**What you should do:** Can you transcribe every line of the entries below verbatim, leaving out the pictures?

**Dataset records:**
───
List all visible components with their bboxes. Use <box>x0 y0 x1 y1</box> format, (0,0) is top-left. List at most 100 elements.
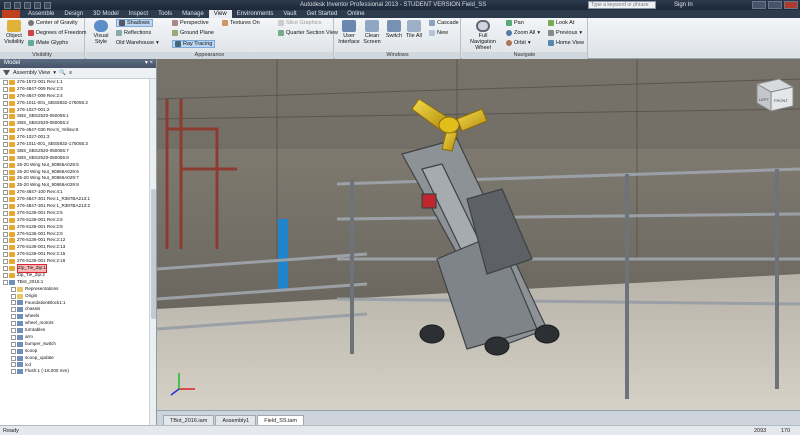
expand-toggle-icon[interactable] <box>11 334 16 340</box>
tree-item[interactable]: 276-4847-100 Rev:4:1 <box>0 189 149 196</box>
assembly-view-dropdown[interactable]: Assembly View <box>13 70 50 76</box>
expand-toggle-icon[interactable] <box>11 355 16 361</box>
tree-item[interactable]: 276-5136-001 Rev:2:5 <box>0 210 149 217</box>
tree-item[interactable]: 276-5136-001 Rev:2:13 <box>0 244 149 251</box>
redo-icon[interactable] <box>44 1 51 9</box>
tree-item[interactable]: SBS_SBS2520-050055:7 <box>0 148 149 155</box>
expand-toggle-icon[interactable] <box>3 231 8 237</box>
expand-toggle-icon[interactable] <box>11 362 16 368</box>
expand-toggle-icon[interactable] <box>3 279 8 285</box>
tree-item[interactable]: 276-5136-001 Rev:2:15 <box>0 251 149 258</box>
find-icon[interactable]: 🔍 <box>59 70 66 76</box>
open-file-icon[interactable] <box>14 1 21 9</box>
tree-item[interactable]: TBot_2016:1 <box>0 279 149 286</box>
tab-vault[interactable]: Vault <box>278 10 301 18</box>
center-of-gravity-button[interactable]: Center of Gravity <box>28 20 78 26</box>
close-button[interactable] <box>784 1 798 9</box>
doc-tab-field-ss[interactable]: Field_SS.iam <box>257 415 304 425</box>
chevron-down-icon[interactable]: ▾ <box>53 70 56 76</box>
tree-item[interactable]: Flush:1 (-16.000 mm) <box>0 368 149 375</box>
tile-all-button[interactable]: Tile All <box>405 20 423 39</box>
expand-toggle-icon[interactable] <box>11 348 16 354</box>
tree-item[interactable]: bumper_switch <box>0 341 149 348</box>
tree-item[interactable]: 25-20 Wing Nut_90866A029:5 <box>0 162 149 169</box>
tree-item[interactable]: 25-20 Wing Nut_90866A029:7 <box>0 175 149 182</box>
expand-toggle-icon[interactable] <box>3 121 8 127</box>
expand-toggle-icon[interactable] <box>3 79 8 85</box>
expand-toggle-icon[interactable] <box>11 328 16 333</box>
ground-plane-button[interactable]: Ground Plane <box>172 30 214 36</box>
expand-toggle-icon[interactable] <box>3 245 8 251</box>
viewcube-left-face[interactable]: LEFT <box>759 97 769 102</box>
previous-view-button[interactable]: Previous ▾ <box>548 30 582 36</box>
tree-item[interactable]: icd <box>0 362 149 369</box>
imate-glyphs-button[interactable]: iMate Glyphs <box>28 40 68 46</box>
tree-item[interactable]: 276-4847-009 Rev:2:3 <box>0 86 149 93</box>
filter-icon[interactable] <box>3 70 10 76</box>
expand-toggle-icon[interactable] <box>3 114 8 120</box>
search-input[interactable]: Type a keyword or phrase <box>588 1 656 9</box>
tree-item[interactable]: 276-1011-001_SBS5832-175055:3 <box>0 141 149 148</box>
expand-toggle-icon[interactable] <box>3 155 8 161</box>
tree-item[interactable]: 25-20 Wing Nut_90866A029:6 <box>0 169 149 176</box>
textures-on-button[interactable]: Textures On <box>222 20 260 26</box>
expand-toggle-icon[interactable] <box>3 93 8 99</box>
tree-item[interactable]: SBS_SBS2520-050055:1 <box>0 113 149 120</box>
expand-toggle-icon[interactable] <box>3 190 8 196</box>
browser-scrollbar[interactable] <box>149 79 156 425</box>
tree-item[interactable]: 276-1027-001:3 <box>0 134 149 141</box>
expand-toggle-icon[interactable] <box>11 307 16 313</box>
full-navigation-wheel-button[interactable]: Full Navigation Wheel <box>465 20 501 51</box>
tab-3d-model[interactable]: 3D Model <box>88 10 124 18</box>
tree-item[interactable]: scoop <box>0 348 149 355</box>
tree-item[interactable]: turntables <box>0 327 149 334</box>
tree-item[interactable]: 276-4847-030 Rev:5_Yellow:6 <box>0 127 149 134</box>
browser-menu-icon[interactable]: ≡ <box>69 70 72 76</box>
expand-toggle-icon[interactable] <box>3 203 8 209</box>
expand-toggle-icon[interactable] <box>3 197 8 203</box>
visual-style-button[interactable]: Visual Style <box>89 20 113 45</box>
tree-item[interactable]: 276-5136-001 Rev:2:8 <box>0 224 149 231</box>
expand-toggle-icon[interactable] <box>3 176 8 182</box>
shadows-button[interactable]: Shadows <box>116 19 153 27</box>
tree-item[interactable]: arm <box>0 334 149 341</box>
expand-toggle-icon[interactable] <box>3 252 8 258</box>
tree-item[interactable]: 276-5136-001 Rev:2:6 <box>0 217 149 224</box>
───
**Solution to this exercise:**
List all visible components with their bboxes. Use <box>x0 y0 x1 y1</box> format, (0,0) is top-left. List at most 100 elements.
expand-toggle-icon[interactable] <box>11 334 16 340</box>
tree-item[interactable]: 276-4847-100 Rev:4:1 <box>0 189 149 196</box>
assembly-view-dropdown[interactable]: Assembly View <box>13 70 50 76</box>
expand-toggle-icon[interactable] <box>11 355 16 361</box>
tree-item[interactable]: 276-5136-001 Rev:2:5 <box>0 210 149 217</box>
tree-item[interactable]: 276-5136-001 Rev:2:13 <box>0 244 149 251</box>
redo-icon[interactable] <box>44 1 51 9</box>
tree-item[interactable]: SBS_SBS2520-050055:7 <box>0 148 149 155</box>
expand-toggle-icon[interactable] <box>3 231 8 237</box>
expand-toggle-icon[interactable] <box>11 362 16 368</box>
expand-toggle-icon[interactable] <box>3 279 8 285</box>
tree-item[interactable]: 276-5136-001 Rev:2:15 <box>0 251 149 258</box>
find-icon[interactable]: 🔍 <box>59 70 66 76</box>
open-file-icon[interactable] <box>14 1 21 9</box>
tree-item[interactable]: TBot_2016:1 <box>0 279 149 286</box>
tab-vault[interactable]: Vault <box>278 10 301 18</box>
center-of-gravity-button[interactable]: Center of Gravity <box>28 20 78 26</box>
close-button[interactable] <box>784 1 798 9</box>
doc-tab-field-ss[interactable]: Field_SS.iam <box>257 415 304 425</box>
chevron-down-icon[interactable]: ▾ <box>53 70 56 76</box>
tree-item[interactable]: Flush:1 (-16.000 mm) <box>0 368 149 375</box>
tile-all-button[interactable]: Tile All <box>405 20 423 39</box>
expand-toggle-icon[interactable] <box>11 348 16 354</box>
tree-item[interactable]: bumper_switch <box>0 341 149 348</box>
tree-item[interactable]: 25-20 Wing Nut_90866A029:5 <box>0 162 149 169</box>
tree-item[interactable]: 25-20 Wing Nut_90866A029:7 <box>0 175 149 182</box>
expand-toggle-icon[interactable] <box>3 121 8 127</box>
expand-toggle-icon[interactable] <box>3 79 8 85</box>
expand-toggle-icon[interactable] <box>11 328 16 333</box>
ground-plane-button[interactable]: Ground Plane <box>172 30 214 36</box>
expand-toggle-icon[interactable] <box>3 245 8 251</box>
viewcube-left-face[interactable]: LEFT <box>759 97 769 102</box>
previous-view-button[interactable]: Previous ▾ <box>548 30 582 36</box>
tree-item[interactable]: icd <box>0 362 149 369</box>
imate-glyphs-button[interactable]: iMate Glyphs <box>28 40 68 46</box>
tree-item[interactable]: 276-4847-009 Rev:2:3 <box>0 86 149 93</box>
filter-icon[interactable] <box>3 70 10 76</box>
expand-toggle-icon[interactable] <box>3 114 8 120</box>
search-input[interactable]: Type a keyword or phrase <box>588 1 656 9</box>
tree-item[interactable]: 276-1011-001_SBS5832-175055:3 <box>0 141 149 148</box>
expand-toggle-icon[interactable] <box>3 155 8 161</box>
tree-item[interactable]: 25-20 Wing Nut_90866A029:6 <box>0 169 149 176</box>
textures-on-button[interactable]: Textures On <box>222 20 260 26</box>
expand-toggle-icon[interactable] <box>3 93 8 99</box>
tree-item[interactable]: SBS_SBS2520-050055:1 <box>0 113 149 120</box>
expand-toggle-icon[interactable] <box>3 190 8 196</box>
browser-scrollbar[interactable] <box>149 79 156 425</box>
tree-item[interactable]: 276-1027-001:3 <box>0 134 149 141</box>
expand-toggle-icon[interactable] <box>11 307 16 313</box>
full-navigation-wheel-button[interactable]: Full Navigation Wheel <box>465 20 501 51</box>
tab-3d-model[interactable]: 3D Model <box>88 10 124 18</box>
tree-item[interactable]: scoop <box>0 348 149 355</box>
tree-item[interactable]: turntables <box>0 327 149 334</box>
tree-item[interactable]: 276-4847-030 Rev:5_Yellow:6 <box>0 127 149 134</box>
browser-menu-icon[interactable]: ≡ <box>69 70 72 76</box>
expand-toggle-icon[interactable] <box>3 203 8 209</box>
expand-toggle-icon[interactable] <box>3 197 8 203</box>
visual-style-button[interactable]: Visual Style <box>89 20 113 45</box>
tree-item[interactable]: 276-5136-001 Rev:2:8 <box>0 224 149 231</box>
expand-toggle-icon[interactable] <box>3 176 8 182</box>
shadows-button[interactable]: Shadows <box>116 19 153 27</box>
tree-item[interactable]: arm <box>0 334 149 341</box>
expand-toggle-icon[interactable] <box>3 252 8 258</box>
tree-item[interactable]: 276-5136-001 Rev:2:6 <box>0 217 149 224</box>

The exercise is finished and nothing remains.